§ **Exercise requirements**: The records below must be copied in full; omit the images.

### The data ###

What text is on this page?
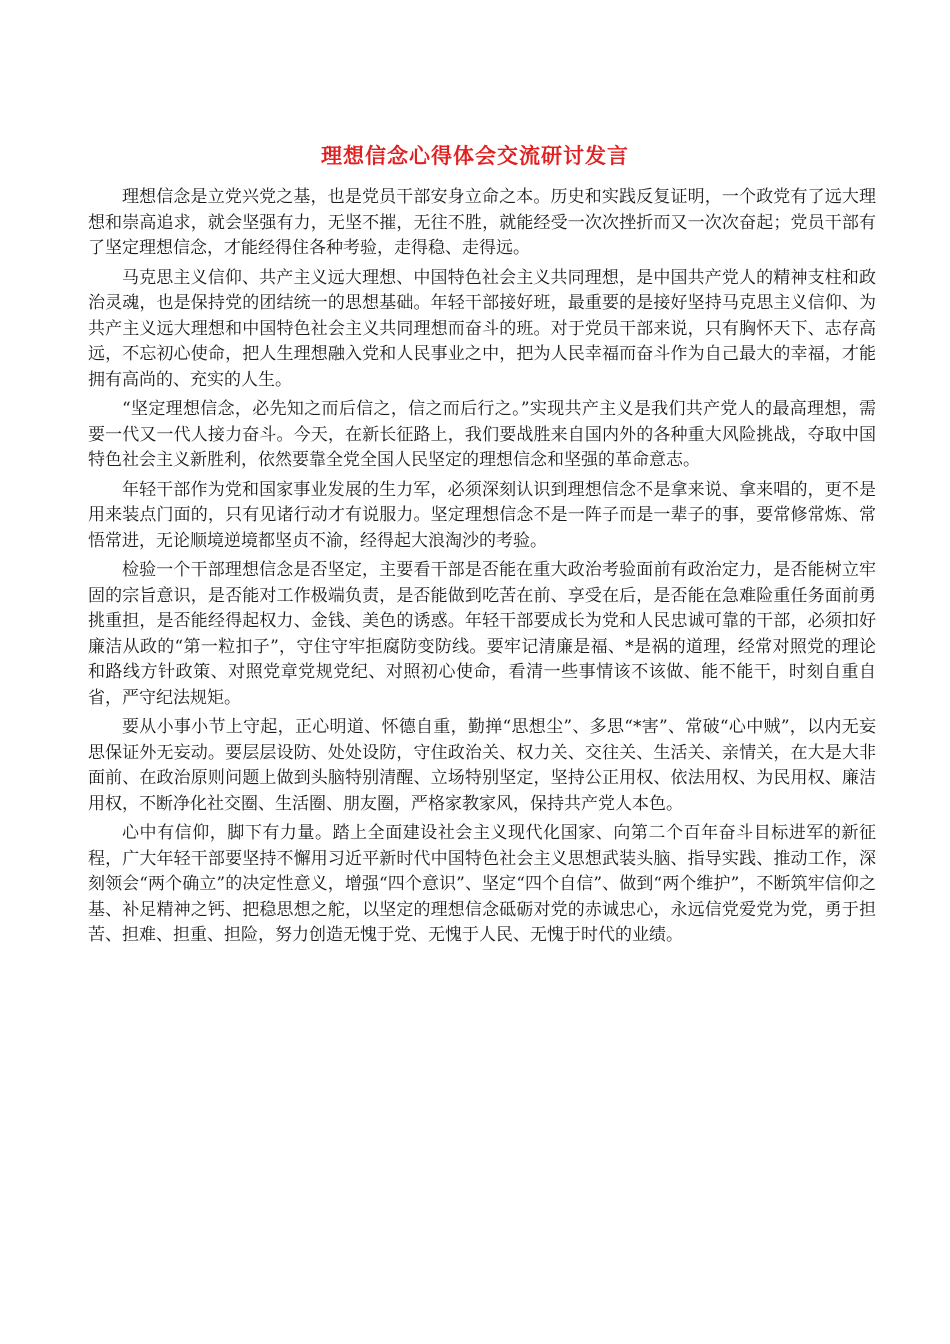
理想信念心得体会交流研讨发言

理想信念是立党兴党之基，也是党员干部安身立命之本。历史和实践反复证明，一个政党有了远大理想和崇高追求，就会坚强有力，无坚不摧，无往不胜，就能经受一次次挫折而又一次次奋起；党员干部有了坚定理想信念，才能经得住各种考验，走得稳、走得远。

马克思主义信仰、共产主义远大理想、中国特色社会主义共同理想，是中国共产党人的精神支柱和政治灵魂，也是保持党的团结统一的思想基础。年轻干部接好班，最重要的是接好坚持马克思主义信仰、为共产主义远大理想和中国特色社会主义共同理想而奋斗的班。对于党员干部来说，只有胸怀天下、志存高远，不忘初心使命，把人生理想融入党和人民事业之中，把为人民幸福而奋斗作为自己最大的幸福，才能拥有高尚的、充实的人生。

“坚定理想信念，必先知之而后信之，信之而后行之。”实现共产主义是我们共产党人的最高理想，需要一代又一代人接力奋斗。今天，在新长征路上，我们要战胜来自国内外的各种重大风险挑战，夺取中国特色社会主义新胜利，依然要靠全党全国人民坚定的理想信念和坚强的革命意志。

年轻干部作为党和国家事业发展的生力军，必须深刻认识到理想信念不是拿来说、拿来唱的，更不是用来装点门面的，只有见诸行动才有说服力。坚定理想信念不是一阵子而是一辈子的事，要常修常炼、常悟常进，无论顺境逆境都坚贞不渝，经得起大浪淘沙的考验。

检验一个干部理想信念是否坚定，主要看干部是否能在重大政治考验面前有政治定力，是否能树立牢固的宗旨意识，是否能对工作极端负责，是否能做到吃苦在前、享受在后，是否能在急难险重任务面前勇挑重担，是否能经得起权力、金钱、美色的诱惑。年轻干部要成长为党和人民忠诚可靠的干部，必须扣好廉洁从政的“第一粒扣子”，守住守牢拒腐防变防线。要牢记清廉是福、*是祸的道理，经常对照党的理论和路线方针政策、对照党章党规党纪、对照初心使命，看清一些事情该不该做、能不能干，时刻自重自省，严守纪法规矩。

要从小事小节上守起，正心明道、怀德自重，勤掸“思想尘”、多思“*害”、常破“心中贼”，以内无妄思保证外无妄动。要层层设防、处处设防，守住政治关、权力关、交往关、生活关、亲情关，在大是大非面前、在政治原则问题上做到头脑特别清醒、立场特别坚定，坚持公正用权、依法用权、为民用权、廉洁用权，不断净化社交圈、生活圈、朋友圈，严格家教家风，保持共产党人本色。

心中有信仰，脚下有力量。踏上全面建设社会主义现代化国家、向第二个百年奋斗目标进军的新征程，广大年轻干部要坚持不懈用习近平新时代中国特色社会主义思想武装头脑、指导实践、推动工作，深刻领会“两个确立”的决定性意义，增强“四个意识”、坚定“四个自信”、做到“两个维护”，不断筑牢信仰之基、补足精神之钙、把稳思想之舵，以坚定的理想信念砥砺对党的赤诚忠心，永远信党爱党为党，勇于担苦、担难、担重、担险，努力创造无愧于党、无愧于人民、无愧于时代的业绩。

###

§ **Output below**:
What text is on this page?
理想信念心得体会交流研讨发言

理想信念是立党兴党之基，也是党员干部安身立命之本。历史和实践反复证明，一个政党有了远大理想和崇高追求，就会坚强有力，无坚不摧，无往不胜，就能经受一次次挫折而又一次次奋起；党员干部有了坚定理想信念，才能经得住各种考验，走得稳、走得远。

马克思主义信仰、共产主义远大理想、中国特色社会主义共同理想，是中国共产党人的精神支柱和政治灵魂，也是保持党的团结统一的思想基础。年轻干部接好班，最重要的是接好坚持马克思主义信仰、为共产主义远大理想和中国特色社会主义共同理想而奋斗的班。对于党员干部来说，只有胸怀天下、志存高远，不忘初心使命，把人生理想融入党和人民事业之中，把为人民幸福而奋斗作为自己最大的幸福，才能拥有高尚的、充实的人生。

“坚定理想信念，必先知之而后信之，信之而后行之。”实现共产主义是我们共产党人的最高理想，需要一代又一代人接力奋斗。今天，在新长征路上，我们要战胜来自国内外的各种重大风险挑战，夺取中国特色社会主义新胜利，依然要靠全党全国人民坚定的理想信念和坚强的革命意志。

年轻干部作为党和国家事业发展的生力军，必须深刻认识到理想信念不是拿来说、拿来唱的，更不是用来装点门面的，只有见诸行动才有说服力。坚定理想信念不是一阵子而是一辈子的事，要常修常炼、常悟常进，无论顺境逆境都坚贞不渝，经得起大浪淘沙的考验。

检验一个干部理想信念是否坚定，主要看干部是否能在重大政治考验面前有政治定力，是否能树立牢固的宗旨意识，是否能对工作极端负责，是否能做到吃苦在前、享受在后，是否能在急难险重任务面前勇挑重担，是否能经得起权力、金钱、美色的诱惑。年轻干部要成长为党和人民忠诚可靠的干部，必须扣好廉洁从政的“第一粒扣子”，守住守牢拒腐防变防线。要牢记清廉是福、*是祸的道理，经常对照党的理论和路线方针政策、对照党章党规党纪、对照初心使命，看清一些事情该不该做、能不能干，时刻自重自省，严守纪法规矩。

要从小事小节上守起，正心明道、怀德自重，勤掸“思想尘”、多思“*害”、常破“心中贼”，以内无妄思保证外无妄动。要层层设防、处处设防，守住政治关、权力关、交往关、生活关、亲情关，在大是大非面前、在政治原则问题上做到头脑特别清醒、立场特别坚定，坚持公正用权、依法用权、为民用权、廉洁用权，不断净化社交圈、生活圈、朋友圈，严格家教家风，保持共产党人本色。

心中有信仰，脚下有力量。踏上全面建设社会主义现代化国家、向第二个百年奋斗目标进军的新征程，广大年轻干部要坚持不懈用习近平新时代中国特色社会主义思想武装头脑、指导实践、推动工作，深刻领会“两个确立”的决定性意义，增强“四个意识”、坚定“四个自信”、做到“两个维护”，不断筑牢信仰之基、补足精神之钙、把稳思想之舵，以坚定的理想信念砥砺对党的赤诚忠心，永远信党爱党为党，勇于担苦、担难、担重、担险，努力创造无愧于党、无愧于人民、无愧于时代的业绩。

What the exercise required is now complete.